Work out how many lines of the listing hold the string "Albrechtstr". Answer with that number alone.

━━ Record excerpts ━━

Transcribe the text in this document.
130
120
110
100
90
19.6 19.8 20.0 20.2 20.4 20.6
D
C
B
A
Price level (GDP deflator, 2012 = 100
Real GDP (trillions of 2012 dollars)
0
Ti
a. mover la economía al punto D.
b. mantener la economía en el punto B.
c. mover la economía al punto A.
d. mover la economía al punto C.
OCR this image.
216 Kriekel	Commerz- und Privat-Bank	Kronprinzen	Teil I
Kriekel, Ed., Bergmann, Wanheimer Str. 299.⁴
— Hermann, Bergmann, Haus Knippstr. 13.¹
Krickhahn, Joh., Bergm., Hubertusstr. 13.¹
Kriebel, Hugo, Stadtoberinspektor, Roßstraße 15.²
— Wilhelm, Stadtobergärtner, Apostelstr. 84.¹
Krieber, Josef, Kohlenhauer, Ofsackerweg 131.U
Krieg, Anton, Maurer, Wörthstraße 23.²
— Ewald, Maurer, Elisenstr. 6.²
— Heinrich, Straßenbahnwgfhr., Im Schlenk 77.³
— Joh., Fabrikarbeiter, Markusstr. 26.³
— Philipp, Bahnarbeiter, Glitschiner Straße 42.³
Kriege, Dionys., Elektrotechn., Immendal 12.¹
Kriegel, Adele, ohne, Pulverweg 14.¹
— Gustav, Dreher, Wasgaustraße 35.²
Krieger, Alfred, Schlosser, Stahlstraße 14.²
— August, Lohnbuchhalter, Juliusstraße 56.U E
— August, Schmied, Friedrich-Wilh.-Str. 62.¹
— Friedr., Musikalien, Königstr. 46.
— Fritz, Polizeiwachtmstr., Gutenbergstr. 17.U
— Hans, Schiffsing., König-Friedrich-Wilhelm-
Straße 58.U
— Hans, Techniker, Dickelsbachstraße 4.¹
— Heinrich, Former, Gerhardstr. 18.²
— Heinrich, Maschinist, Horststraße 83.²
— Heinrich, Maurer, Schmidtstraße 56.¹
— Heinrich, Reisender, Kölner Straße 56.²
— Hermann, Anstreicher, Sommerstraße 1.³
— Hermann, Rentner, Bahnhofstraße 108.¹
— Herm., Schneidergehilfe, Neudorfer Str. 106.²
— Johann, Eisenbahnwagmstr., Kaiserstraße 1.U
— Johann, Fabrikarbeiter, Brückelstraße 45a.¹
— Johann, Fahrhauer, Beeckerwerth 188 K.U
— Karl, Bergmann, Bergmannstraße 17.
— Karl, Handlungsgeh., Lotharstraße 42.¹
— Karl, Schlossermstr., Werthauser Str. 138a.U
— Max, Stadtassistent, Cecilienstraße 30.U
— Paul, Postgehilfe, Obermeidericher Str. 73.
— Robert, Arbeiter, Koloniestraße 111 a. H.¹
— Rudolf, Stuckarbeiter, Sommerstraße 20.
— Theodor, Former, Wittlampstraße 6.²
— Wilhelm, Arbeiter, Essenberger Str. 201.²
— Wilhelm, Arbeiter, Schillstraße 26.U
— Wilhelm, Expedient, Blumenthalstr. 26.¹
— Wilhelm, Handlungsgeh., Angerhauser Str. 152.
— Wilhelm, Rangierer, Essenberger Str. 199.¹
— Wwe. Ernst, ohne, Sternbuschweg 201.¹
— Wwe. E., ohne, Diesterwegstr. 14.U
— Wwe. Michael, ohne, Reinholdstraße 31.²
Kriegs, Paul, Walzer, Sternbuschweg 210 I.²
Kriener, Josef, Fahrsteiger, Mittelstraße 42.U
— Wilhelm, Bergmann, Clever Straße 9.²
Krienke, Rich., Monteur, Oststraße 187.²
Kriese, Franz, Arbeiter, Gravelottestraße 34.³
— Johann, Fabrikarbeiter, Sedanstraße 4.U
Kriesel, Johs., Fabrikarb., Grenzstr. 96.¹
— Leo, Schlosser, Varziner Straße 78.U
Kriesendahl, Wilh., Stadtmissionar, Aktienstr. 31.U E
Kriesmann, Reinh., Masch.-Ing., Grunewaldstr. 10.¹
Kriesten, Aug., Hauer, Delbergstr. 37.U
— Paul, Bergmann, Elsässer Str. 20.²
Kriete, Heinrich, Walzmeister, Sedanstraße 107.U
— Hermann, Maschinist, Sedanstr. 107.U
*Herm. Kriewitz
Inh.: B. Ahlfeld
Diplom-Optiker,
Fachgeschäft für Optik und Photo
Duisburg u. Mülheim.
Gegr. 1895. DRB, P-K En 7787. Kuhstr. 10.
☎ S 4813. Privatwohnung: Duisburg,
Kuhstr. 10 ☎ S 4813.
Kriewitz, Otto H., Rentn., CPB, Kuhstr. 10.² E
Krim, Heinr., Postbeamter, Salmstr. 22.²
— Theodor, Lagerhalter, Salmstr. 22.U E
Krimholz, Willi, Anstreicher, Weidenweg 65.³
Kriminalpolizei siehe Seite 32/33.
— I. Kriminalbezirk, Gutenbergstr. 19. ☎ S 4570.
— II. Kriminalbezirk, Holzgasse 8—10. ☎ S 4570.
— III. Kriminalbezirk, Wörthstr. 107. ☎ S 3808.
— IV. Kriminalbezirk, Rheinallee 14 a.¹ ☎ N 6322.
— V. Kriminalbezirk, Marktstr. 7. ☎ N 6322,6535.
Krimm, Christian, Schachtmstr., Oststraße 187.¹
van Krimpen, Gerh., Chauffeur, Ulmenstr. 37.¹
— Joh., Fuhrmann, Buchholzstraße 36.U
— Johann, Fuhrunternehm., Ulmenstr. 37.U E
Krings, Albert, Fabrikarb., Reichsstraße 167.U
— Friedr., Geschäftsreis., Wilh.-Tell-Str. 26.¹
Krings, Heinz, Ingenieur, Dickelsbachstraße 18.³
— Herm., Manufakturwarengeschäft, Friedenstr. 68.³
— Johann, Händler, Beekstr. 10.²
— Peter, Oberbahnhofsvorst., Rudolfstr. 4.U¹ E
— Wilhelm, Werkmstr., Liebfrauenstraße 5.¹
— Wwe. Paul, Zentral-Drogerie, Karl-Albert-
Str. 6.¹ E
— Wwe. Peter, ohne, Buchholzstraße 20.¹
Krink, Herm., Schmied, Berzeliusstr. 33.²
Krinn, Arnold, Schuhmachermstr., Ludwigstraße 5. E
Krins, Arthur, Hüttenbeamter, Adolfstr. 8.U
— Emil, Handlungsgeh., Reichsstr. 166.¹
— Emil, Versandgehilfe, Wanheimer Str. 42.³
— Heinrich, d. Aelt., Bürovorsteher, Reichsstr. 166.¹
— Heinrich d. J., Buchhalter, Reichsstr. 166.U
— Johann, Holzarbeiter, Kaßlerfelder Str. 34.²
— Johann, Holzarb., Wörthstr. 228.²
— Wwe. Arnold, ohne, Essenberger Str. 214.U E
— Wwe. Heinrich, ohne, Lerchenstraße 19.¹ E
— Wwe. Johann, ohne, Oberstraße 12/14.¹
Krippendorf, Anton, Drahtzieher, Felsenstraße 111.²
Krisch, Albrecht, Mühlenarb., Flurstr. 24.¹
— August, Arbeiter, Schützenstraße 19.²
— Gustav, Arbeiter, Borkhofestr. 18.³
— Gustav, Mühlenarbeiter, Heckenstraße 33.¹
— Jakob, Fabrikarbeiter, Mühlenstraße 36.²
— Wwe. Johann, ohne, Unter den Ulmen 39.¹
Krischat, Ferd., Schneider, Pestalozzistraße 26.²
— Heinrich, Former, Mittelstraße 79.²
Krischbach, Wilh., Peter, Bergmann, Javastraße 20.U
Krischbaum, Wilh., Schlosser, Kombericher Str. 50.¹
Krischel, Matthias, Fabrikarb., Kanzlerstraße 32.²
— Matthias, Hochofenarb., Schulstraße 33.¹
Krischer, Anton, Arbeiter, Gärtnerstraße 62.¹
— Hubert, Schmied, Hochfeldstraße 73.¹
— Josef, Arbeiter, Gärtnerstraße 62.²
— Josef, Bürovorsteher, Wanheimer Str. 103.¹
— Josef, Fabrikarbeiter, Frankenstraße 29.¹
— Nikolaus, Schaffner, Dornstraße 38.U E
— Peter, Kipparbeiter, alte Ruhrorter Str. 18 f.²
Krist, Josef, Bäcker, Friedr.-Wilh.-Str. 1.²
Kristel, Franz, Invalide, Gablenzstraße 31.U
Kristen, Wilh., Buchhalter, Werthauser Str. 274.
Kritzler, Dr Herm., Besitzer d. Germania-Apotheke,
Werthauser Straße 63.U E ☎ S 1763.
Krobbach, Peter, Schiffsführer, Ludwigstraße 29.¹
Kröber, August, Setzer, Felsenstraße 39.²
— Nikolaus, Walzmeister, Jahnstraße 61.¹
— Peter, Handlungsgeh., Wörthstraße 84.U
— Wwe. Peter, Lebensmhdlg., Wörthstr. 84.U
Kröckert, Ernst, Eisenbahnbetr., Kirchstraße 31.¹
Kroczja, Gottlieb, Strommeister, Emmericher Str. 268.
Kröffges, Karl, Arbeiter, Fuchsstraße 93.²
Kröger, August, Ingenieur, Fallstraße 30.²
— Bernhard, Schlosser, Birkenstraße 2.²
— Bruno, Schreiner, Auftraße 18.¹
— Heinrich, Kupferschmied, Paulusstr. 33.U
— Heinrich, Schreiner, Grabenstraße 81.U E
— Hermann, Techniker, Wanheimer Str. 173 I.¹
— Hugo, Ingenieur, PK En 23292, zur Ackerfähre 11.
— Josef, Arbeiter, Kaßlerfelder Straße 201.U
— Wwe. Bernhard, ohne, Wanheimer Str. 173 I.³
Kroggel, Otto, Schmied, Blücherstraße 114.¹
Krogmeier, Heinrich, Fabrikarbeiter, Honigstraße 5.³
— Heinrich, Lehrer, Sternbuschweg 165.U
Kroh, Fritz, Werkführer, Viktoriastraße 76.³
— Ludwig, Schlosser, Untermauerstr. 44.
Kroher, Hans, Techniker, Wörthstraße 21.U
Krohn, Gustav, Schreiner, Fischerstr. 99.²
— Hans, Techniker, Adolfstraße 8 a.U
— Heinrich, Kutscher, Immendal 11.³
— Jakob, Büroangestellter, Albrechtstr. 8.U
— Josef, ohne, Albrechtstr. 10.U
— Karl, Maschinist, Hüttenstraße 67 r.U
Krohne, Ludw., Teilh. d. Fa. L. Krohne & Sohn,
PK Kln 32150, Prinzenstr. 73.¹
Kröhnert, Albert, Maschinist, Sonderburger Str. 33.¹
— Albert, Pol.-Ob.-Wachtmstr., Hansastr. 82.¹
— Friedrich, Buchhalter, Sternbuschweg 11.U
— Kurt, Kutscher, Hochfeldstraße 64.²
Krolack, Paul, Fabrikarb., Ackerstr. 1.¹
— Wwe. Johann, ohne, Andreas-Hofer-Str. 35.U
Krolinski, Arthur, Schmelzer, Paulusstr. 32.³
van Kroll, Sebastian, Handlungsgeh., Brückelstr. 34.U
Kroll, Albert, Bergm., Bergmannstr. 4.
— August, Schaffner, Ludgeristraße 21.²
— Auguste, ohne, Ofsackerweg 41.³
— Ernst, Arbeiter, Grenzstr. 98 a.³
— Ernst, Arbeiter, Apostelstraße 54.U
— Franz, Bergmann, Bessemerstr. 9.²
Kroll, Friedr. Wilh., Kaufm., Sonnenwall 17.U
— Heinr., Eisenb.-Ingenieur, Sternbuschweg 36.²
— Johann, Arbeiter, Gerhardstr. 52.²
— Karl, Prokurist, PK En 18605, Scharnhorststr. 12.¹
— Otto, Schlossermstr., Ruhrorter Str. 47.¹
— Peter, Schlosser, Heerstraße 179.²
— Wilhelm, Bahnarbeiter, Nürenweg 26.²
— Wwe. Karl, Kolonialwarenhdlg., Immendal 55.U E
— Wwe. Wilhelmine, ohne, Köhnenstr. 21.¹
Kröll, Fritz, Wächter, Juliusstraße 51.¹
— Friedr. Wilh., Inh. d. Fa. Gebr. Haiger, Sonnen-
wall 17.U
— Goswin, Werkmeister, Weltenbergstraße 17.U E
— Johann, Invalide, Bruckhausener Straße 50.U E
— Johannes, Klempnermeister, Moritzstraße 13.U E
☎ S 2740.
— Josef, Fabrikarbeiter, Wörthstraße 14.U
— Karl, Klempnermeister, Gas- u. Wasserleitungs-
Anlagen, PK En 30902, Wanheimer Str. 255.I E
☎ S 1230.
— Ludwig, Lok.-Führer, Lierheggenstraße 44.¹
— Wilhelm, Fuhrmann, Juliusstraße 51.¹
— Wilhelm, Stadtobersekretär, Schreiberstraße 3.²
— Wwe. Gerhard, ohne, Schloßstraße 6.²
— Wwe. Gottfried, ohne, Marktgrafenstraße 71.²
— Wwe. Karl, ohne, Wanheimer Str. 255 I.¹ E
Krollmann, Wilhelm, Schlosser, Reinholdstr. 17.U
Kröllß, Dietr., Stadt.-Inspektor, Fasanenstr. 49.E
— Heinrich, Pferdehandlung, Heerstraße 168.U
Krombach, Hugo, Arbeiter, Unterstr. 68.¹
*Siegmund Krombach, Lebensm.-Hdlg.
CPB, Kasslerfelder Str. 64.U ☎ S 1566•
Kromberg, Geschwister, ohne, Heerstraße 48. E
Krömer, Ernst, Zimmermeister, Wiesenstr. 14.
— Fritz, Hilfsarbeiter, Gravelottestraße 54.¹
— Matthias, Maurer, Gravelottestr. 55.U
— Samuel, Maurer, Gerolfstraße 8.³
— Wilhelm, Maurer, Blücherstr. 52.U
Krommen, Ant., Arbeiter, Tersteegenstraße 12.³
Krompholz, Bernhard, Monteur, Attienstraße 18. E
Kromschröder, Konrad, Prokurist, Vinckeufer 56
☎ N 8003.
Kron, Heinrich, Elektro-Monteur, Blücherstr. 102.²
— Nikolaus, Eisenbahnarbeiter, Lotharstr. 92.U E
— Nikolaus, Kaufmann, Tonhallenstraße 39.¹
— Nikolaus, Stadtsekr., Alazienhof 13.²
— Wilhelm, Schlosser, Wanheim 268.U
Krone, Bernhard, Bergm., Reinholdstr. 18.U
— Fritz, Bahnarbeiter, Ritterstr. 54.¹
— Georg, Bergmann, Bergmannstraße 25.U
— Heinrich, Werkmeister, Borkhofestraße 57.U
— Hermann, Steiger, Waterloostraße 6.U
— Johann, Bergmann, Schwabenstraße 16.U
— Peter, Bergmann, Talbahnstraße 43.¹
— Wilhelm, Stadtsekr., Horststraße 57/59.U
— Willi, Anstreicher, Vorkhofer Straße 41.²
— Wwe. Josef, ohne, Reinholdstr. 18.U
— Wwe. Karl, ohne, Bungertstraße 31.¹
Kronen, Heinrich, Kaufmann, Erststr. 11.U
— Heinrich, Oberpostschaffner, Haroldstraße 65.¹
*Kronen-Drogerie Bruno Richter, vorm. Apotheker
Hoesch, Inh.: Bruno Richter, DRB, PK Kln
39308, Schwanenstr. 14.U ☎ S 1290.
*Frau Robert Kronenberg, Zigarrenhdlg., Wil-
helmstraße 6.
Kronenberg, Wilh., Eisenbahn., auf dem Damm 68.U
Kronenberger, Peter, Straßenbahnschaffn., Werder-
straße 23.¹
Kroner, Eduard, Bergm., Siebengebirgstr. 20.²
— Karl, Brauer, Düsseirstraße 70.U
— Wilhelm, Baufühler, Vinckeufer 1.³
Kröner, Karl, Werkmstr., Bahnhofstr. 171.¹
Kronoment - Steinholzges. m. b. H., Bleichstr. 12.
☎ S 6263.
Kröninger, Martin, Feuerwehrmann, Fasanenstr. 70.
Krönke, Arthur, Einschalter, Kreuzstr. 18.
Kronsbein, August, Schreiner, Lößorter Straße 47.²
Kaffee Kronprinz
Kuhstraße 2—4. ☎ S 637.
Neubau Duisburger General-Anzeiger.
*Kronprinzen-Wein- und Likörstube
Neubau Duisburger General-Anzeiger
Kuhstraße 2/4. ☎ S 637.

━━━

* **Answer to the exercise**
2